PROBLEM DESCRIPTION. Every line from the one containing "Give me the" through the end of the listing below must be given again exactly, and nothing else; exclude pictures.

start RECORDS FOR THIS TASK

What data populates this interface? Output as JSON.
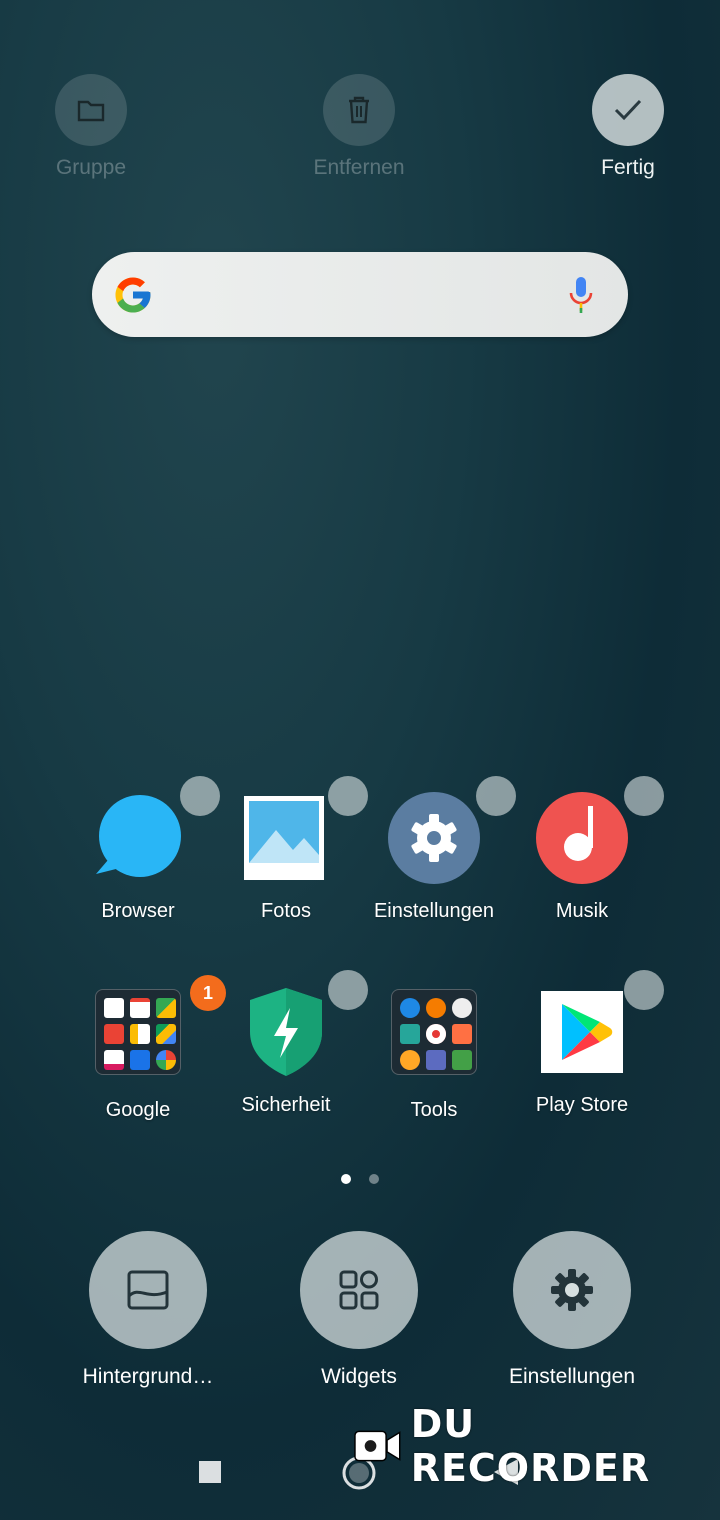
{
  "top_actions": {
    "group_label": "Gruppe",
    "remove_label": "Entfernen",
    "done_label": "Fertig"
  },
  "search": {
    "icons": [
      "google-g-icon",
      "microphone-icon"
    ]
  },
  "apps": [
    {
      "label": "Browser"
    },
    {
      "label": "Fotos"
    },
    {
      "label": "Einstellungen"
    },
    {
      "label": "Musik"
    },
    {
      "label": "Google",
      "badge": "1"
    },
    {
      "label": "Sicherheit"
    },
    {
      "label": "Tools"
    },
    {
      "label": "Play Store"
    }
  ],
  "page_indicator": {
    "pages": 2,
    "current": 1
  },
  "edit_options": [
    {
      "label": "Hintergrund…",
      "icon": "wallpaper-icon"
    },
    {
      "label": "Widgets",
      "icon": "widgets-icon"
    },
    {
      "label": "Einstellungen",
      "icon": "gear-icon"
    }
  ],
  "nav": {
    "icons": [
      "recents-icon",
      "home-icon",
      "back-icon"
    ]
  },
  "watermark": {
    "text": "DU RECORDER"
  },
  "colors": {
    "badge": "#f36c1c",
    "browser": "#29b6f6",
    "music": "#ef5350",
    "security": "#1db383"
  }
}
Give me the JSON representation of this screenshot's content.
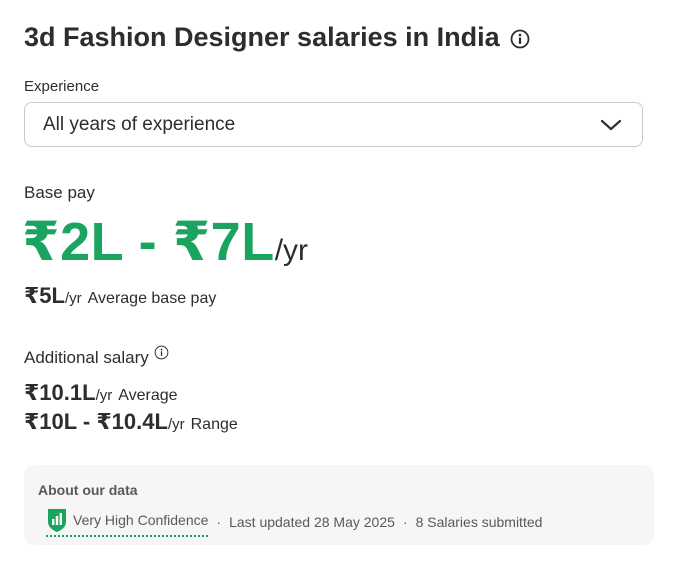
{
  "title": "3d Fashion Designer salaries in India",
  "experience": {
    "label": "Experience",
    "selected": "All years of experience"
  },
  "base_pay": {
    "label": "Base pay",
    "range": "₹2L - ₹7L",
    "range_unit": "/yr",
    "average_value": "₹5L",
    "average_unit": "/yr",
    "average_label": "Average base pay"
  },
  "additional_salary": {
    "label": "Additional salary",
    "average_value": "₹10.1L",
    "average_unit": "/yr",
    "average_label": "Average",
    "range_value": "₹10L - ₹10.4L",
    "range_unit": "/yr",
    "range_label": "Range"
  },
  "about_data": {
    "title": "About our data",
    "confidence": "Very High Confidence",
    "separator": "·",
    "last_updated": "Last updated 28 May 2025",
    "salaries_submitted": "8 Salaries submitted"
  },
  "colors": {
    "accent_green": "#1ba460",
    "text_dark": "#2d2d2d",
    "text_muted": "#595959",
    "panel_bg": "#f6f6f6"
  },
  "icons": {
    "title_info": "info-circle-icon",
    "dropdown": "chevron-down-icon",
    "additional_info": "info-circle-icon",
    "confidence": "shield-bar-chart-icon"
  }
}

end RECORDS FOR THIS TASK

RESPONSE.
Give me the JSON representation of this screenshot's content.
{
  "title": "3d Fashion Designer salaries in India",
  "experience": {
    "label": "Experience",
    "selected": "All years of experience"
  },
  "base_pay": {
    "label": "Base pay",
    "range": "₹2L - ₹7L",
    "range_unit": "/yr",
    "average_value": "₹5L",
    "average_unit": "/yr",
    "average_label": "Average base pay"
  },
  "additional_salary": {
    "label": "Additional salary",
    "average_value": "₹10.1L",
    "average_unit": "/yr",
    "average_label": "Average",
    "range_value": "₹10L - ₹10.4L",
    "range_unit": "/yr",
    "range_label": "Range"
  },
  "about_data": {
    "title": "About our data",
    "confidence": "Very High Confidence",
    "separator": "·",
    "last_updated": "Last updated 28 May 2025",
    "salaries_submitted": "8 Salaries submitted"
  },
  "colors": {
    "accent_green": "#1ba460",
    "text_dark": "#2d2d2d",
    "text_muted": "#595959",
    "panel_bg": "#f6f6f6"
  },
  "icons": {
    "title_info": "info-circle-icon",
    "dropdown": "chevron-down-icon",
    "additional_info": "info-circle-icon",
    "confidence": "shield-bar-chart-icon"
  }
}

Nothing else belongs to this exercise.